#### [RECORDS FOR THE EXERCISE]
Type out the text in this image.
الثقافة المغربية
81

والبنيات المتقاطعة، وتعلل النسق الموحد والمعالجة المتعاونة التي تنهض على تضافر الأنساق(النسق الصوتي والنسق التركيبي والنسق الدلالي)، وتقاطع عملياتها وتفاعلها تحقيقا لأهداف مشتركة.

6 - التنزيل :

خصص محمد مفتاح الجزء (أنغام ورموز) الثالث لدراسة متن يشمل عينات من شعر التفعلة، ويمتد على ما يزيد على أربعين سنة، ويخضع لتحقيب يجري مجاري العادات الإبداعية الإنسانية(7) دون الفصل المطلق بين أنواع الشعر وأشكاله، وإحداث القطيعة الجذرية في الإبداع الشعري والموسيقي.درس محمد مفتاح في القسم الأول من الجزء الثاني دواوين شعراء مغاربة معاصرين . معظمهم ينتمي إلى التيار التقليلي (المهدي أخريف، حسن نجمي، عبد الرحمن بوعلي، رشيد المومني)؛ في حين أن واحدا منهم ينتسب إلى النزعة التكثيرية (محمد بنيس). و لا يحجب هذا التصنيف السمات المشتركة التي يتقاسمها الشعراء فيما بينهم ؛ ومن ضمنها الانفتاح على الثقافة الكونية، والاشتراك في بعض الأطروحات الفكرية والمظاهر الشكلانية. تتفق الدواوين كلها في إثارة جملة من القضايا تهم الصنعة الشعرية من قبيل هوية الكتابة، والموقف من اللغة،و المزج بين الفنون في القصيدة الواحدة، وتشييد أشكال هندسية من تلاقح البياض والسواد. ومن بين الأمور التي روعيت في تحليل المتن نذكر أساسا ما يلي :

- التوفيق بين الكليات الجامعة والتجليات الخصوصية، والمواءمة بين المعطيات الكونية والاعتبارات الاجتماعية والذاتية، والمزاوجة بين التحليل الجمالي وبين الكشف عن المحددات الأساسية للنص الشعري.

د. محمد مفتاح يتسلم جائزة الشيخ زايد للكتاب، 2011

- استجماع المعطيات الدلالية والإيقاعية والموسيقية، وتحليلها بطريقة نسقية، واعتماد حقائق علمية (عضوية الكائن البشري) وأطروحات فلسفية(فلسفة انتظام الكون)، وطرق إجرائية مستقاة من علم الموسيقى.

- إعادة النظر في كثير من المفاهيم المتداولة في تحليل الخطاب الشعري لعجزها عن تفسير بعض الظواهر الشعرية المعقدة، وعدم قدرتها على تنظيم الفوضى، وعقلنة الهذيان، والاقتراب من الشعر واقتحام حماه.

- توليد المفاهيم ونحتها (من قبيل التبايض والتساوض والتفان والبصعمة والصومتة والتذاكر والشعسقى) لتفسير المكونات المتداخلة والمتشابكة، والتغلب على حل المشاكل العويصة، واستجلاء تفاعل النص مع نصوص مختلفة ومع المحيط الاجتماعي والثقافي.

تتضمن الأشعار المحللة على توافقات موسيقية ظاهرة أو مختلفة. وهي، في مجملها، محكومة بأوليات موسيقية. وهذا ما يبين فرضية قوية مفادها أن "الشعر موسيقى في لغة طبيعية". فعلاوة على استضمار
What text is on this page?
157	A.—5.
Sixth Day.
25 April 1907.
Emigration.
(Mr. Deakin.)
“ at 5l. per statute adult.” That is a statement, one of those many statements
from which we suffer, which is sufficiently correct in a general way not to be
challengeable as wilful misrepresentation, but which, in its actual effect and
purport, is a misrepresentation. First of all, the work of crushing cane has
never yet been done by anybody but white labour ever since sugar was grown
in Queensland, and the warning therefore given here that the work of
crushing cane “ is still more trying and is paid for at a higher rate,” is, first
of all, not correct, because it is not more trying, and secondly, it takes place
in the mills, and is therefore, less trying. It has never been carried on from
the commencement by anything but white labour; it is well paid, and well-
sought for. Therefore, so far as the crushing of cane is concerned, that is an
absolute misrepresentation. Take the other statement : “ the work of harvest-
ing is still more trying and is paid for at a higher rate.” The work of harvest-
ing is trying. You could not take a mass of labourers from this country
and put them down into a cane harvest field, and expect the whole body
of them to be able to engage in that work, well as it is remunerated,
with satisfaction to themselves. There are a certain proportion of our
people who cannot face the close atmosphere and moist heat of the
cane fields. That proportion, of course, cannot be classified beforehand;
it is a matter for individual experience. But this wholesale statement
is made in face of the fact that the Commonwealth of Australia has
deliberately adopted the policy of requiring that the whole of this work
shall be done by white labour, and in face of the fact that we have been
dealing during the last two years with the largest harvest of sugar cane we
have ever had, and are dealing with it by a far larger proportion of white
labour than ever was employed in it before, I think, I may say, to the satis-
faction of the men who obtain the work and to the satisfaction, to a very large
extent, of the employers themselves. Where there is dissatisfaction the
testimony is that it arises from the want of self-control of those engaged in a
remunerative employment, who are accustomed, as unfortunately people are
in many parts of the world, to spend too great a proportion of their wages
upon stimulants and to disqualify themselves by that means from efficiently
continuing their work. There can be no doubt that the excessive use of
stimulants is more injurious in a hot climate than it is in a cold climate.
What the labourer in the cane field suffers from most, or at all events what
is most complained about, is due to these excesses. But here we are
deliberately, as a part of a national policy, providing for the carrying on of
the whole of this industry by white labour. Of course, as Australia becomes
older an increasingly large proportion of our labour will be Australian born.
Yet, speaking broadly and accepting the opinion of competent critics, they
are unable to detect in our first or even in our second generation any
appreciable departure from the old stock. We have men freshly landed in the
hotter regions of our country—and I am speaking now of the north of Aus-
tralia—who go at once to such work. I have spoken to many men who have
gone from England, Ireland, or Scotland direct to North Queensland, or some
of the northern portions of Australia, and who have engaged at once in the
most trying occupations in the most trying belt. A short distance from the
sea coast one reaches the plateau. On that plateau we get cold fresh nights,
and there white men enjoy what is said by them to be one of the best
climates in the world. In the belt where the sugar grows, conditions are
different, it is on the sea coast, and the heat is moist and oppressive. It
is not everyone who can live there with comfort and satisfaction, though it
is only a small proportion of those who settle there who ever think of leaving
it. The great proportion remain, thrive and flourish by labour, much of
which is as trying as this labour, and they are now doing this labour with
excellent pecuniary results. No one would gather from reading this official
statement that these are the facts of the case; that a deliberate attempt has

#### [SET TASK]
Gather up, from the records above, each line where the word "more" appears.

#### [TASK RESULT]
crushing cane “ is still more trying and is paid for at a higher rate,” is, first
of all, not correct, because it is not more trying, and secondly, it takes place
ing is still more trying and is paid for at a higher rate.” The work of harvest-
stimulants is more injurious in a hot climate than it is in a cold climate.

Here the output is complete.